--- PROVIDED ENTRIES ---
(begin)

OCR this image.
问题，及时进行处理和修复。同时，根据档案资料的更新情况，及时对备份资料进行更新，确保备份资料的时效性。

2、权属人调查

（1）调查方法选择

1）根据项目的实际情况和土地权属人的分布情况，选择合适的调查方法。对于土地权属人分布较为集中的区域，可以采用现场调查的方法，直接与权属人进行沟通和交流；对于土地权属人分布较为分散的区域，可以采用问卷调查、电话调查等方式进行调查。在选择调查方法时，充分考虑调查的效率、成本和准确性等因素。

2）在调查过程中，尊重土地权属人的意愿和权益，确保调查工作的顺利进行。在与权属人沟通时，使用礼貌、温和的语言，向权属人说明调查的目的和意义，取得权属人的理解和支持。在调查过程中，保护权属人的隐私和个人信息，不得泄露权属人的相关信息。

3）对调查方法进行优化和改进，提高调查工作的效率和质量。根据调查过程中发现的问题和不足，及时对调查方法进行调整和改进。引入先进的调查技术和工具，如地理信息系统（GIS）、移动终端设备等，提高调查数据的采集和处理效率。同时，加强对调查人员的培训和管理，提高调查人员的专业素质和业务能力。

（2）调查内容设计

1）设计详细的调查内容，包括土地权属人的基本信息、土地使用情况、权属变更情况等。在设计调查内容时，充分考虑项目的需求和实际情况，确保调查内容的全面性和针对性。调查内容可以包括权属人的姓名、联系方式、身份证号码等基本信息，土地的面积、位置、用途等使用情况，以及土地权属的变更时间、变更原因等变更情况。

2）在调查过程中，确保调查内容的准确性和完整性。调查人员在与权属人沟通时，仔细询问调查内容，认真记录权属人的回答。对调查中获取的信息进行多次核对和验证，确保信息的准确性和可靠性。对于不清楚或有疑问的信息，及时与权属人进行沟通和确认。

(end)

--- PROBLEM ---
Write out the listing once more, matching it exactly.

--- SOLUTION TO THIS PROBLEM ---
OCR this image.
问题，及时进行处理和修复。同时，根据档案资料的更新情况，及时对备份资料进行更新，确保备份资料的时效性。

2、权属人调查

（1）调查方法选择

1）根据项目的实际情况和土地权属人的分布情况，选择合适的调查方法。对于土地权属人分布较为集中的区域，可以采用现场调查的方法，直接与权属人进行沟通和交流；对于土地权属人分布较为分散的区域，可以采用问卷调查、电话调查等方式进行调查。在选择调查方法时，充分考虑调查的效率、成本和准确性等因素。

2）在调查过程中，尊重土地权属人的意愿和权益，确保调查工作的顺利进行。在与权属人沟通时，使用礼貌、温和的语言，向权属人说明调查的目的和意义，取得权属人的理解和支持。在调查过程中，保护权属人的隐私和个人信息，不得泄露权属人的相关信息。

3）对调查方法进行优化和改进，提高调查工作的效率和质量。根据调查过程中发现的问题和不足，及时对调查方法进行调整和改进。引入先进的调查技术和工具，如地理信息系统（GIS）、移动终端设备等，提高调查数据的采集和处理效率。同时，加强对调查人员的培训和管理，提高调查人员的专业素质和业务能力。

（2）调查内容设计

1）设计详细的调查内容，包括土地权属人的基本信息、土地使用情况、权属变更情况等。在设计调查内容时，充分考虑项目的需求和实际情况，确保调查内容的全面性和针对性。调查内容可以包括权属人的姓名、联系方式、身份证号码等基本信息，土地的面积、位置、用途等使用情况，以及土地权属的变更时间、变更原因等变更情况。

2）在调查过程中，确保调查内容的准确性和完整性。调查人员在与权属人沟通时，仔细询问调查内容，认真记录权属人的回答。对调查中获取的信息进行多次核对和验证，确保信息的准确性和可靠性。对于不清楚或有疑问的信息，及时与权属人进行沟通和确认。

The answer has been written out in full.